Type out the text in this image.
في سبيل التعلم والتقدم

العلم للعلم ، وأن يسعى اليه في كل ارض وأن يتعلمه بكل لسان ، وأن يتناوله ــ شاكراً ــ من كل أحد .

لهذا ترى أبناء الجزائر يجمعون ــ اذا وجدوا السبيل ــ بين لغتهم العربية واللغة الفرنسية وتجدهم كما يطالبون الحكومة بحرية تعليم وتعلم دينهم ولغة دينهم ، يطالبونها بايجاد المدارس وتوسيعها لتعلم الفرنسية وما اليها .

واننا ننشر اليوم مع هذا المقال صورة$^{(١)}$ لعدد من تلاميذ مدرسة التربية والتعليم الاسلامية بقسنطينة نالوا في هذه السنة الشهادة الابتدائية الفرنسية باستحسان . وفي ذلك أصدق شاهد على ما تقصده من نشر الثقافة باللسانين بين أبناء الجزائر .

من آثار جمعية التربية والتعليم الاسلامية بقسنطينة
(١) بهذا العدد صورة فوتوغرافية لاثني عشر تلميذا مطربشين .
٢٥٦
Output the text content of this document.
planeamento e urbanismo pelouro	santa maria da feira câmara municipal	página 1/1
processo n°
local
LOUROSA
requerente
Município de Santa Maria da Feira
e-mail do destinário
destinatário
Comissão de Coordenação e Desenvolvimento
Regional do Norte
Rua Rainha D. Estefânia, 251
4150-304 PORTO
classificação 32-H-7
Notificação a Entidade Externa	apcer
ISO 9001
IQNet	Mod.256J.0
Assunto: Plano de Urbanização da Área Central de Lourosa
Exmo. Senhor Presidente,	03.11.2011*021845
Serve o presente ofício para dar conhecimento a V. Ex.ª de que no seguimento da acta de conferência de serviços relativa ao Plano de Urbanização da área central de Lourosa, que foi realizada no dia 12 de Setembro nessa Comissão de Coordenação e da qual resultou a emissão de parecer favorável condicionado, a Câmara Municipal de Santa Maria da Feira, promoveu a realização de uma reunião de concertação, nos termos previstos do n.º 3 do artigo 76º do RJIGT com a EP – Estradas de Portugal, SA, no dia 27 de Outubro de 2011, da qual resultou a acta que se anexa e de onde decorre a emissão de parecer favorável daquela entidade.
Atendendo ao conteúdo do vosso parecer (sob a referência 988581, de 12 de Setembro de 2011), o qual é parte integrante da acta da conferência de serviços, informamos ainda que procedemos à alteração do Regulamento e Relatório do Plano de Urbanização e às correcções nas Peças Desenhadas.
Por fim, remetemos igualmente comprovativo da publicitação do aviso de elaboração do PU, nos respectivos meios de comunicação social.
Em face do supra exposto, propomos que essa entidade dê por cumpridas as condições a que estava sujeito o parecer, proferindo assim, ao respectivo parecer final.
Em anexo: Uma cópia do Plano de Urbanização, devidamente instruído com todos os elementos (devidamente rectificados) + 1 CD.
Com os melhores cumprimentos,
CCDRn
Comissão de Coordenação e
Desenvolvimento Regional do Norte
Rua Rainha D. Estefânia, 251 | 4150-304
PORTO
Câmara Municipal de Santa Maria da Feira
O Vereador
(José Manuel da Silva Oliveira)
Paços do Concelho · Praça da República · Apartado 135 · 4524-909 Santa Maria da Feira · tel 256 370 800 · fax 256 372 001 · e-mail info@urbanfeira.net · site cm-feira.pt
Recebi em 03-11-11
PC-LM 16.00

Problem to work on: Above are the records. Copy every line in them holding "mail".

Expected answer:
e-mail do destinário
Paços do Concelho · Praça da República · Apartado 135 · 4524-909 Santa Maria da Feira · tel 256 370 800 · fax 256 372 001 · e-mail info@urbanfeira.net · site cm-feira.pt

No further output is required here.